**DESCRIPTION OF THE TASK**
Return the lines where the word "возврата" occurs.

[A run of records]

━━━━━━━━

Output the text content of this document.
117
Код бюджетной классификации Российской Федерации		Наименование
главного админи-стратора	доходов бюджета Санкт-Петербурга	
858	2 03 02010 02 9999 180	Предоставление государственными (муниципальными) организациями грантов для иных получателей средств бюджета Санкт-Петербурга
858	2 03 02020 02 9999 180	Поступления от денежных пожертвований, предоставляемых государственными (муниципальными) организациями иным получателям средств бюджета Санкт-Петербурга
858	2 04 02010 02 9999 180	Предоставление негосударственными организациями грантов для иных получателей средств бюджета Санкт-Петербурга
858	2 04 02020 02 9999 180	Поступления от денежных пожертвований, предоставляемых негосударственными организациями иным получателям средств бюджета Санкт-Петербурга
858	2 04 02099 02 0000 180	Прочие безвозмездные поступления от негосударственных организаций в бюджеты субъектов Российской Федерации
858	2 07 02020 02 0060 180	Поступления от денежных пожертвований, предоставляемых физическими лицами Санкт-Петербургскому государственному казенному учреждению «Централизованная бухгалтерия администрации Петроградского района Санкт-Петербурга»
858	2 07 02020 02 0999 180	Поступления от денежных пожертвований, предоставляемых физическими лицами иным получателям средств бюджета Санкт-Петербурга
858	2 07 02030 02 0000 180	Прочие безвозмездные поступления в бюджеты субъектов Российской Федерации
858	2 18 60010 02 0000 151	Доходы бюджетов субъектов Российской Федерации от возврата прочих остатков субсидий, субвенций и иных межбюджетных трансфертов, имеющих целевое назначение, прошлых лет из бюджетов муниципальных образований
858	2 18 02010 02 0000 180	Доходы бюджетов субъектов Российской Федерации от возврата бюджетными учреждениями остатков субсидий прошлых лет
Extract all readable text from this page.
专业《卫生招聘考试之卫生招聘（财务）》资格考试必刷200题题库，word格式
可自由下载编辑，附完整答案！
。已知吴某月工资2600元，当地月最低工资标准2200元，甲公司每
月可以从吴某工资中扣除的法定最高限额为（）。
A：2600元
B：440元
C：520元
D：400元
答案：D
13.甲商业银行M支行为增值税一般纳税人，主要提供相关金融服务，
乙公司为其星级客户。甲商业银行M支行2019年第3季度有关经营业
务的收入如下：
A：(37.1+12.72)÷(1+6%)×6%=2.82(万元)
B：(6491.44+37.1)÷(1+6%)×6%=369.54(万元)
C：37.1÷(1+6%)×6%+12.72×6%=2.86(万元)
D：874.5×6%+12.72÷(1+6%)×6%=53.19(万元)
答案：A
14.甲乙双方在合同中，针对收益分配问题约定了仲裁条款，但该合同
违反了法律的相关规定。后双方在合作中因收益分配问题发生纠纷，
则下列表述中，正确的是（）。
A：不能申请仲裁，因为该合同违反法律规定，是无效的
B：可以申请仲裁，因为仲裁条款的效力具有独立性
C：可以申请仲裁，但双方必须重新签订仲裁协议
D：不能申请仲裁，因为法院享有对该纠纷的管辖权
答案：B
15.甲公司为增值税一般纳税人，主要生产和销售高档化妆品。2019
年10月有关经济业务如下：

━━━━━━━━

**CORRECT ANSWER**
858	2 18 60010 02 0000 151	Доходы бюджетов субъектов Российской Федерации от возврата прочих остатков субсидий, субвенций и иных межбюджетных трансфертов, имеющих целевое назначение, прошлых лет из бюджетов муниципальных образований
858	2 18 02010 02 0000 180	Доходы бюджетов субъектов Российской Федерации от возврата бюджетными учреждениями остатков субсидий прошлых лет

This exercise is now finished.